→ **What is required**
Output the entries verbatim, including every line.

[Dataset rows]
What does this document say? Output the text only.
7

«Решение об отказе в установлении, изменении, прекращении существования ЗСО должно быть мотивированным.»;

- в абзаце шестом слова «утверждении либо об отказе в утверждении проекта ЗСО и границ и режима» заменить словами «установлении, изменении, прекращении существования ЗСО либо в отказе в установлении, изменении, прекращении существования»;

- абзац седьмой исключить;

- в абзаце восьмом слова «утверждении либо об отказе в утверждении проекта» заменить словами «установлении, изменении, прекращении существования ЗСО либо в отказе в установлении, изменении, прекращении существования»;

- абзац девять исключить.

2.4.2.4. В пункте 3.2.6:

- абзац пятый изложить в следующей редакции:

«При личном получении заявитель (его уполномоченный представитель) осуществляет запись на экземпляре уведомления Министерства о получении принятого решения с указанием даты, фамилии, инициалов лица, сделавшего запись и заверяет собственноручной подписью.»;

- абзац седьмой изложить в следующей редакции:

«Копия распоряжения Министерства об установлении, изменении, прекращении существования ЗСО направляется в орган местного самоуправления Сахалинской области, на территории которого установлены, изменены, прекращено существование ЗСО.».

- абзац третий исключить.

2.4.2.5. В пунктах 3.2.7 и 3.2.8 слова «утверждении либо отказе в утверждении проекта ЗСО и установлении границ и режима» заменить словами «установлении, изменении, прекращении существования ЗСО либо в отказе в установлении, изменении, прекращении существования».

→ **Result below**
What does this document say? Output the text only.
7

«Решение об отказе в установлении, изменении, прекращении существования ЗСО должно быть мотивированным.»;

- в абзаце шестом слова «утверждении либо об отказе в утверждении проекта ЗСО и границ и режима» заменить словами «установлении, изменении, прекращении существования ЗСО либо в отказе в установлении, изменении, прекращении существования»;

- абзац седьмой исключить;

- в абзаце восьмом слова «утверждении либо об отказе в утверждении проекта» заменить словами «установлении, изменении, прекращении существования ЗСО либо в отказе в установлении, изменении, прекращении существования»;

- абзац девять исключить.

2.4.2.4. В пункте 3.2.6:

- абзац пятый изложить в следующей редакции:

«При личном получении заявитель (его уполномоченный представитель) осуществляет запись на экземпляре уведомления Министерства о получении принятого решения с указанием даты, фамилии, инициалов лица, сделавшего запись и заверяет собственноручной подписью.»;

- абзац седьмой изложить в следующей редакции:

«Копия распоряжения Министерства об установлении, изменении, прекращении существования ЗСО направляется в орган местного самоуправления Сахалинской области, на территории которого установлены, изменены, прекращено существование ЗСО.».

- абзац третий исключить.

2.4.2.5. В пунктах 3.2.7 и 3.2.8 слова «утверждении либо отказе в утверждении проекта ЗСО и установлении границ и режима» заменить словами «установлении, изменении, прекращении существования ЗСО либо в отказе в установлении, изменении, прекращении существования».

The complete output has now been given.